Stated problem - Pull each line containing "from" out of the data and copy it.

Data for this exercise -
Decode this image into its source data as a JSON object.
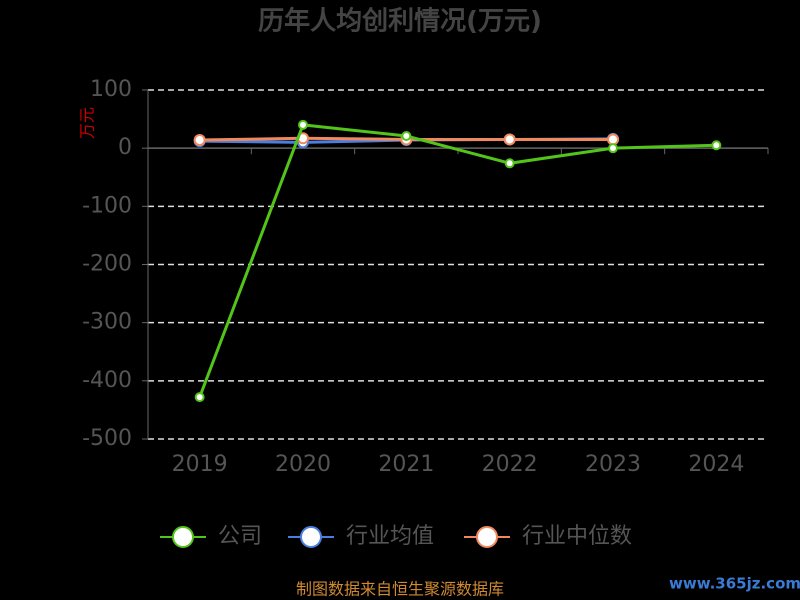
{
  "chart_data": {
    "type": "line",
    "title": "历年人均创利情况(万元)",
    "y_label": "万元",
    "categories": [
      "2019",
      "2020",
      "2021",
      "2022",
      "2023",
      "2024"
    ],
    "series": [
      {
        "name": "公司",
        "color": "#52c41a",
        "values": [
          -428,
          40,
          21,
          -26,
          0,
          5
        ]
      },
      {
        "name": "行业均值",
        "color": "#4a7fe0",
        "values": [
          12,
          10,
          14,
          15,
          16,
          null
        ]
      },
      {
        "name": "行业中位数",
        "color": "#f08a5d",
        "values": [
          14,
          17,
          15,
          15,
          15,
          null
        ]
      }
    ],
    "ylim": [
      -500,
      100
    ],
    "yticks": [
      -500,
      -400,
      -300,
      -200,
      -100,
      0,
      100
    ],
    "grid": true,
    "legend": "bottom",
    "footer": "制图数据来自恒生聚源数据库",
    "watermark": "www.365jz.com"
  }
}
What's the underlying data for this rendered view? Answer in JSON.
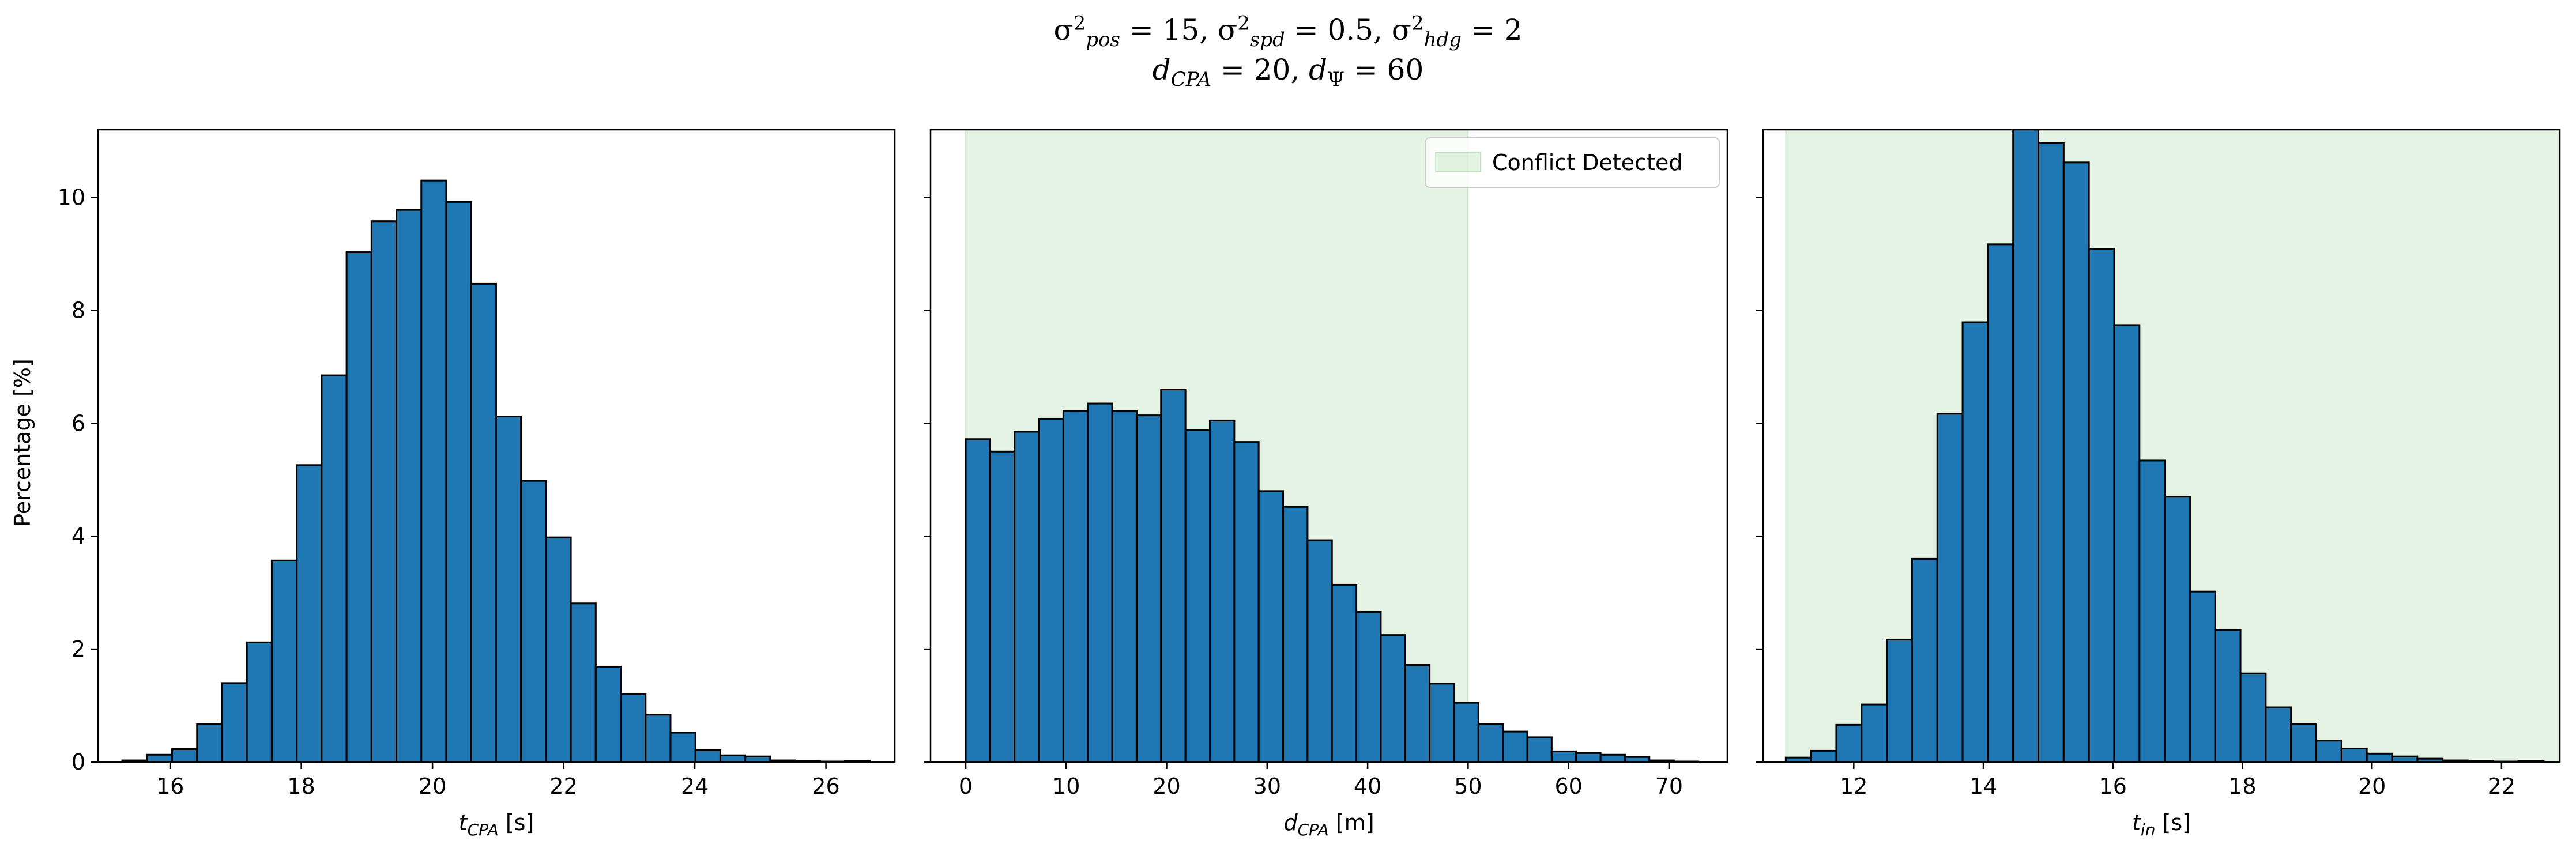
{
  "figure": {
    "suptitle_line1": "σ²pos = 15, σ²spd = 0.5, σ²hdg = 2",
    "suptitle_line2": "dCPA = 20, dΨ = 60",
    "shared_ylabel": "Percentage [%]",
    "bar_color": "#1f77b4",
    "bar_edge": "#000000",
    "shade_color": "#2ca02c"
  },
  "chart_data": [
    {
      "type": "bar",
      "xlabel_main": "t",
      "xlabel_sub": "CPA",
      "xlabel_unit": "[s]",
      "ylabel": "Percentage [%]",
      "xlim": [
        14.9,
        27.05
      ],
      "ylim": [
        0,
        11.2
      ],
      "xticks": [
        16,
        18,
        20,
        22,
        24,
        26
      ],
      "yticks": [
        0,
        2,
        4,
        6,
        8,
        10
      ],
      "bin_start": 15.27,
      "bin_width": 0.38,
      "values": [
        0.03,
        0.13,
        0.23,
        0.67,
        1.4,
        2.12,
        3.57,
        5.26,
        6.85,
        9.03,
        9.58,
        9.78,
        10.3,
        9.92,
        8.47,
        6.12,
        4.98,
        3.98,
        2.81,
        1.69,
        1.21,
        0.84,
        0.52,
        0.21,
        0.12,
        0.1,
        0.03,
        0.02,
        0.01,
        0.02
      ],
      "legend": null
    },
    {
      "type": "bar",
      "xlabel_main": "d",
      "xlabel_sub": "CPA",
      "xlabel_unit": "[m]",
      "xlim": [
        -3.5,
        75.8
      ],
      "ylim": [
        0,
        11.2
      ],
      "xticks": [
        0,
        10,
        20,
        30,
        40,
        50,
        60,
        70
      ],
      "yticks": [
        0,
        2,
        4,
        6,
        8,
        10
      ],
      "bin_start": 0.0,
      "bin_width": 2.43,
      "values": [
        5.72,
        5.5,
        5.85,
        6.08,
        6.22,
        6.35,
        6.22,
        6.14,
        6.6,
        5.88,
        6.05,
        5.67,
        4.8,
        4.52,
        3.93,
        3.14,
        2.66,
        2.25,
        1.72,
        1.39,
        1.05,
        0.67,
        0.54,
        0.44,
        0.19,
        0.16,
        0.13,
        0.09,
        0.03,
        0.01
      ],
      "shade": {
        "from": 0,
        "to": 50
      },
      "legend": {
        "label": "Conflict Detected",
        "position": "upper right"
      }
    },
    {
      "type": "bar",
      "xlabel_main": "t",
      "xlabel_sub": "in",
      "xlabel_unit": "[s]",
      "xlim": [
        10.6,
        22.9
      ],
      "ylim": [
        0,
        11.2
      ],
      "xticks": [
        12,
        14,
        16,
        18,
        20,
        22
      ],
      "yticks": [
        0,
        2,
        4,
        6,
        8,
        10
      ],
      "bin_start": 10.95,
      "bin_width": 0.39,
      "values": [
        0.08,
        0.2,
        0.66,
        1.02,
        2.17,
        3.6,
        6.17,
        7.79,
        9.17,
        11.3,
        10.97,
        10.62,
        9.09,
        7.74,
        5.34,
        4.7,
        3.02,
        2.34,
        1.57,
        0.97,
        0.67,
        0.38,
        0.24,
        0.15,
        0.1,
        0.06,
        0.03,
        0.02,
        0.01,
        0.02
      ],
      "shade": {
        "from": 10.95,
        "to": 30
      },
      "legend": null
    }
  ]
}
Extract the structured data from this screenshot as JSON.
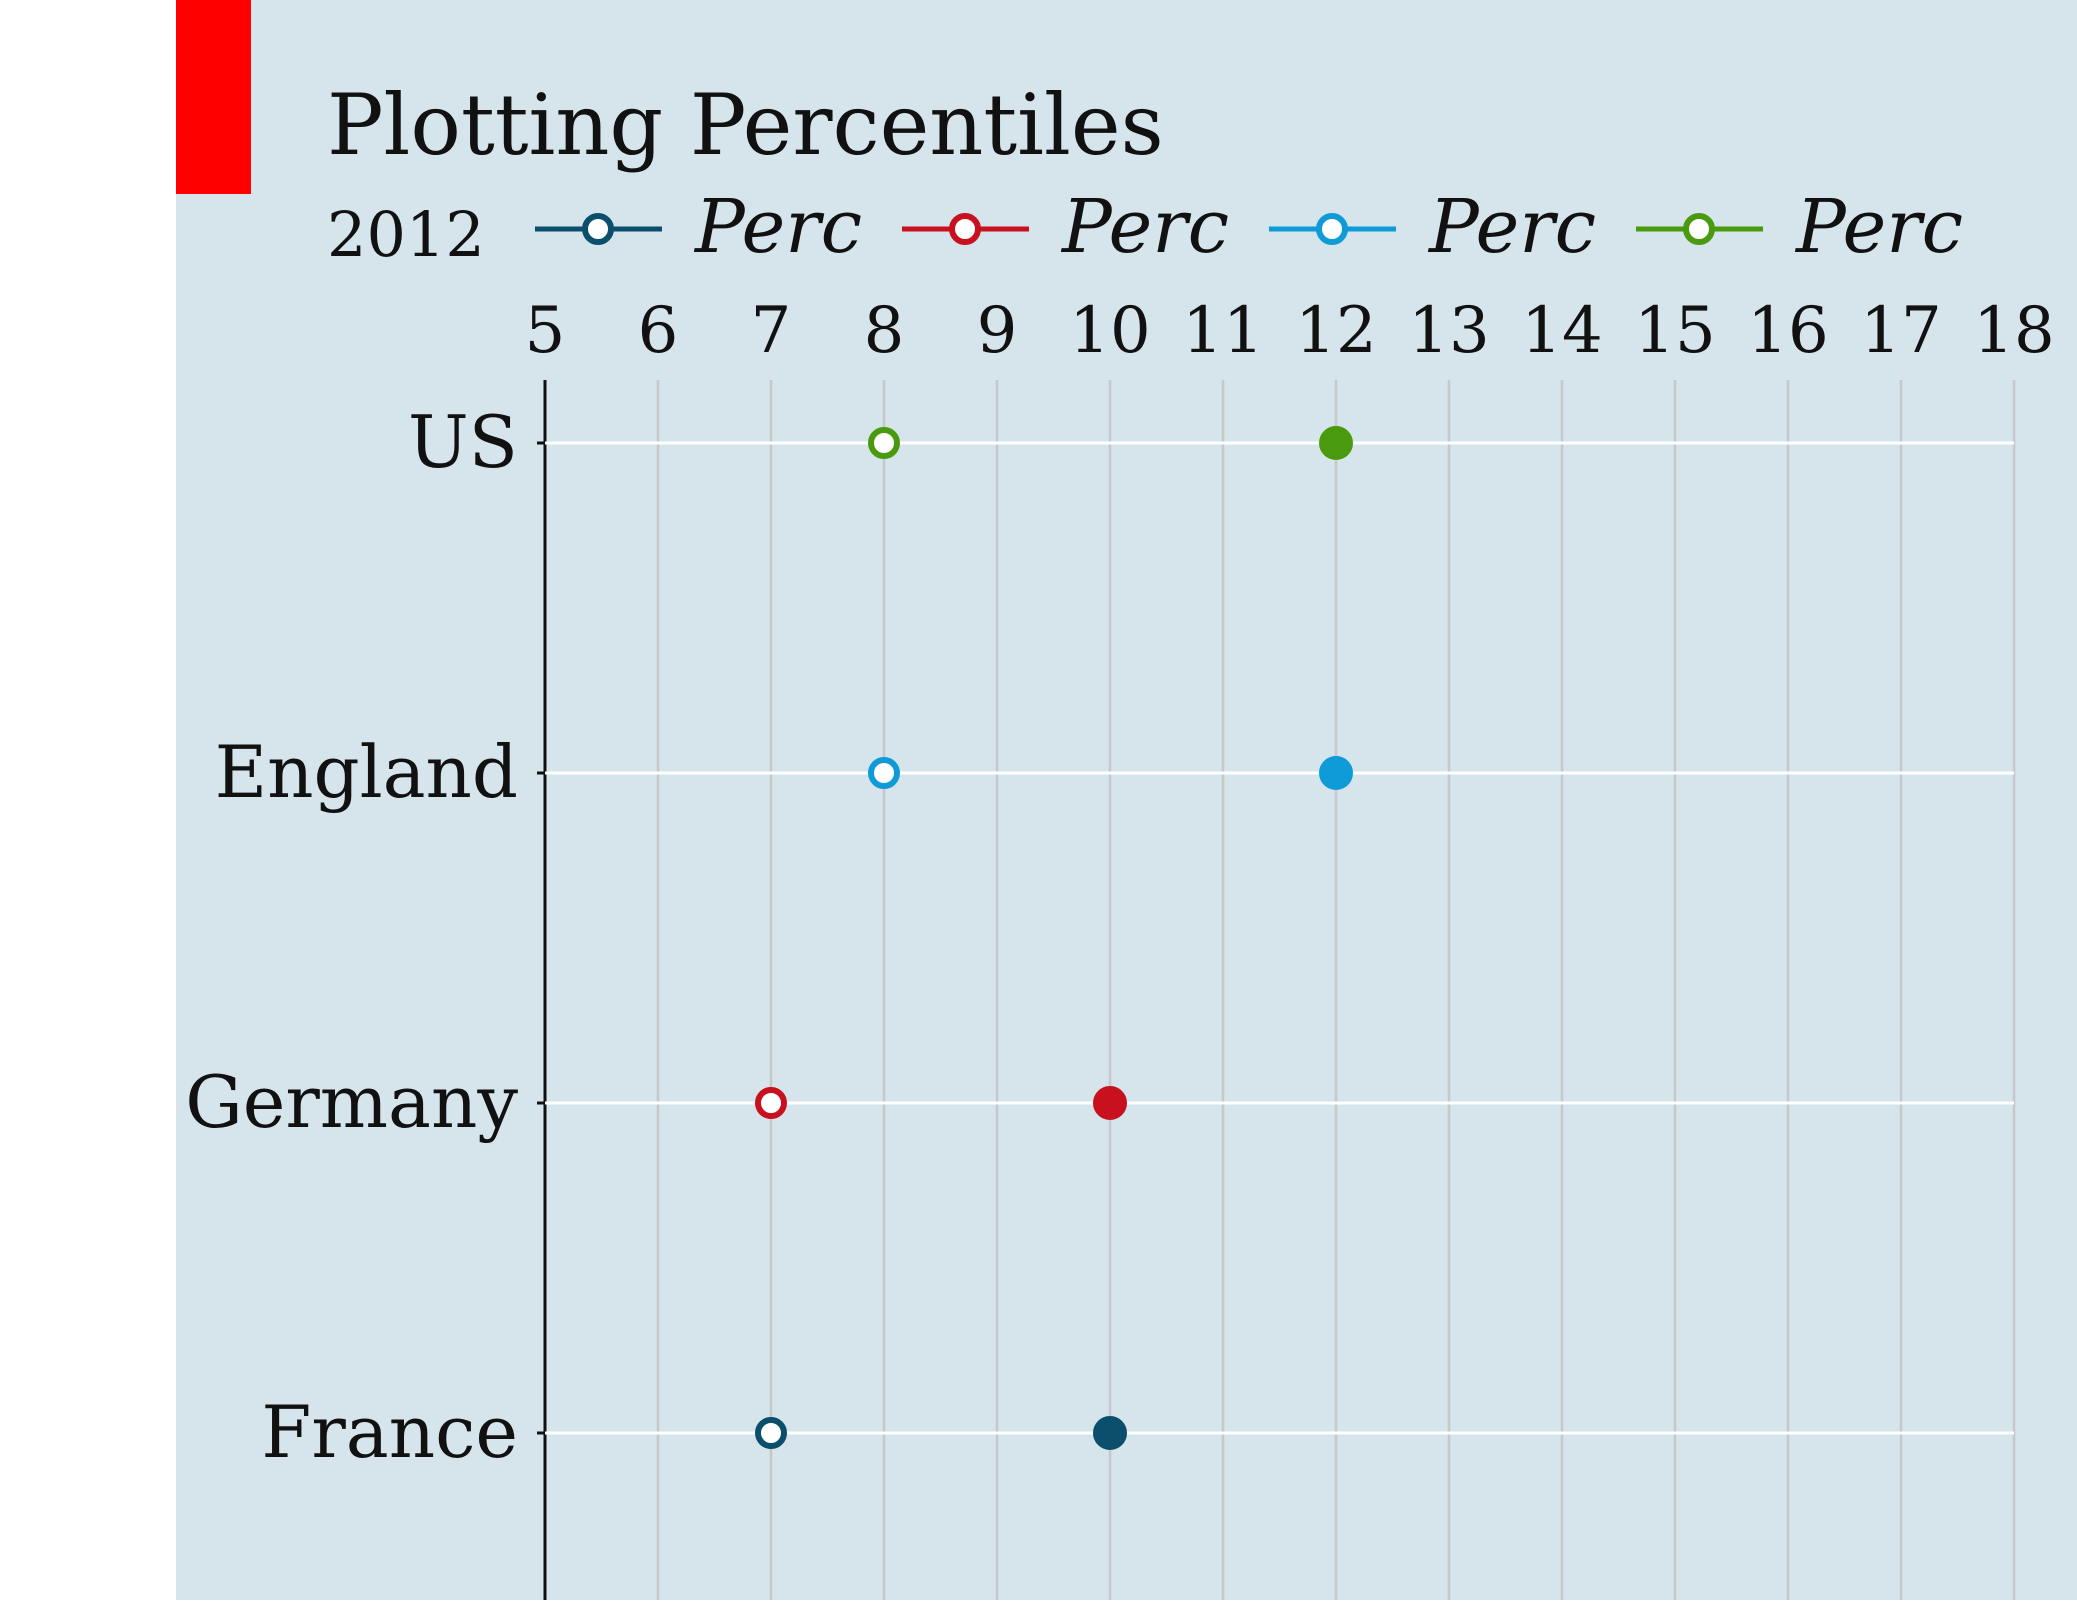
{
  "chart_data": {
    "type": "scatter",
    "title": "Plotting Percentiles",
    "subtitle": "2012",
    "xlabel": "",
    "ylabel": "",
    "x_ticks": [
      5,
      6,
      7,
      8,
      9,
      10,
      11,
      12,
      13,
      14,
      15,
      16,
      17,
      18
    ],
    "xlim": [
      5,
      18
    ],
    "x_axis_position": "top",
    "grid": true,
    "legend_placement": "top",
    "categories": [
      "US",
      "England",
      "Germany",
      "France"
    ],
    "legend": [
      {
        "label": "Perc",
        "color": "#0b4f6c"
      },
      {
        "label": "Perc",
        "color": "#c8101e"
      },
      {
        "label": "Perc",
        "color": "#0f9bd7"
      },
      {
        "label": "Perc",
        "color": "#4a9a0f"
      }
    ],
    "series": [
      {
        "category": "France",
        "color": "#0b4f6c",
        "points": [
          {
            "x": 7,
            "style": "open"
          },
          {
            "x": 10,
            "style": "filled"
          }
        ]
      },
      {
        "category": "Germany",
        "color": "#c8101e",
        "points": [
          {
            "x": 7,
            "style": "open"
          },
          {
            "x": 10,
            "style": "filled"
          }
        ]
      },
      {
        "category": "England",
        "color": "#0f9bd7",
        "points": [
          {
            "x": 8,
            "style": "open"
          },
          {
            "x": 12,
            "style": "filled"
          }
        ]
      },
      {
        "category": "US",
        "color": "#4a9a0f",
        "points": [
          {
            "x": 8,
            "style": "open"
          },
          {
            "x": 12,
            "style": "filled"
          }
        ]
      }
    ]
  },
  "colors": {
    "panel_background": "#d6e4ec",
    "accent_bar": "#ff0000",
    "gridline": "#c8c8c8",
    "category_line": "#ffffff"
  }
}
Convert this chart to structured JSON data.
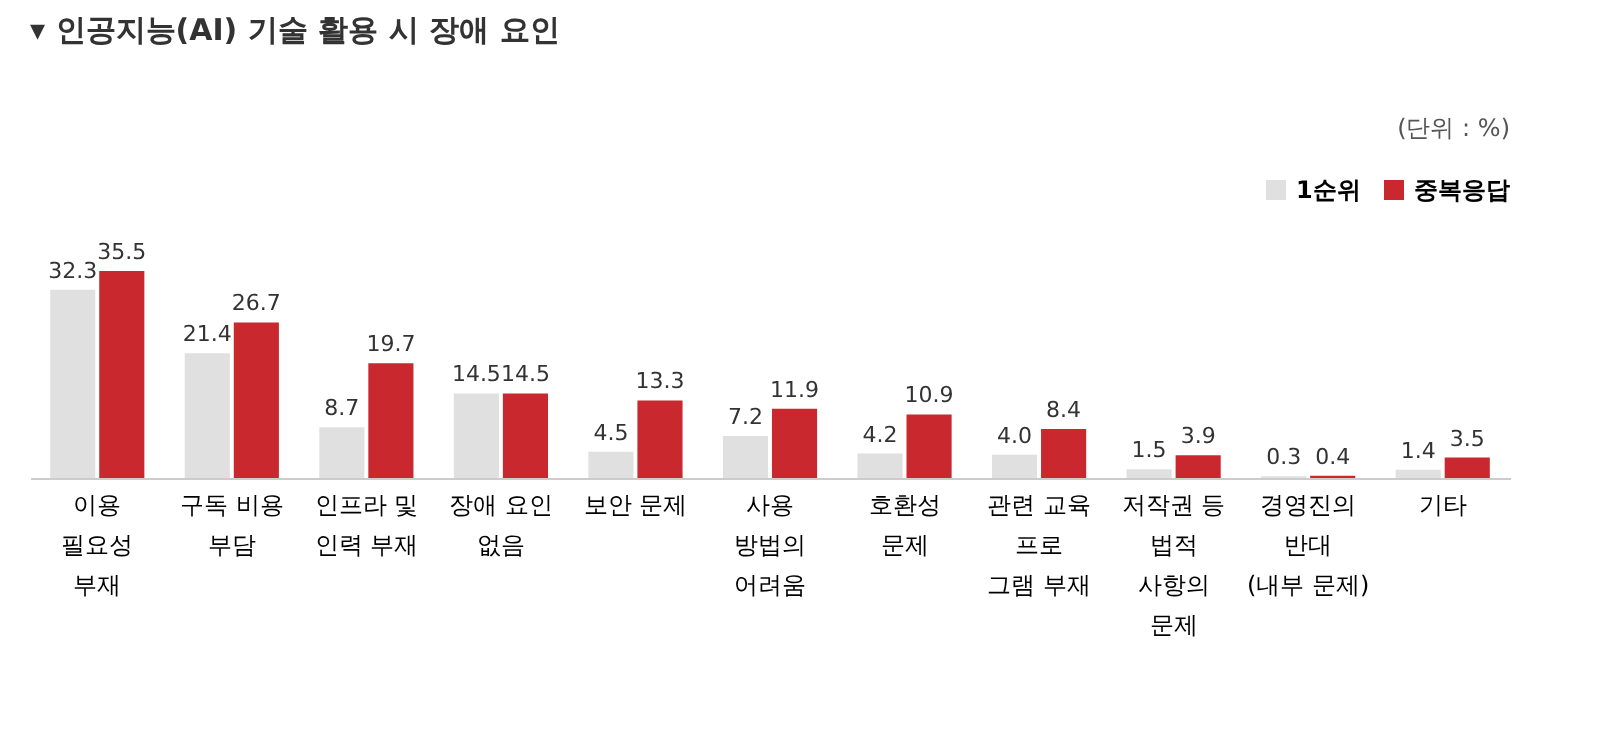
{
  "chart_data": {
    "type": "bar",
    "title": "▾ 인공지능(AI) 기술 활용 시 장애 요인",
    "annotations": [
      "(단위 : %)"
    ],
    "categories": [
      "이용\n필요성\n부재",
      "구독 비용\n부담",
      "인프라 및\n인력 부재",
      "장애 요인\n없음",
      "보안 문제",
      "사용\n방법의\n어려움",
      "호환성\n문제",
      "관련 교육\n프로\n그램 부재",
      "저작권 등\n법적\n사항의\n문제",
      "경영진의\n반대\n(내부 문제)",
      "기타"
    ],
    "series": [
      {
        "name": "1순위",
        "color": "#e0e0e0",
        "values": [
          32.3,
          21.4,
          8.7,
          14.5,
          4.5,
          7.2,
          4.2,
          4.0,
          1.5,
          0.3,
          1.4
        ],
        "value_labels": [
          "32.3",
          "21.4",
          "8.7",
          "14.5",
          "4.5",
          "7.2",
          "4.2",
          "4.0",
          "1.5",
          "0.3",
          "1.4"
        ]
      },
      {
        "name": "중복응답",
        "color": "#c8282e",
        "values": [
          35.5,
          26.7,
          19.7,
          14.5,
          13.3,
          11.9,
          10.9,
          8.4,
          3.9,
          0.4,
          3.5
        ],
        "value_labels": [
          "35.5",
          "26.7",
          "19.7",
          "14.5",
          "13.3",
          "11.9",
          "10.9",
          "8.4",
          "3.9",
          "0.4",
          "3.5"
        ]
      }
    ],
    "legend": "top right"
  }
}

Final result -
        "from": 0,
        "from": 10.95,
Extract the structured data from this screenshot as JSON.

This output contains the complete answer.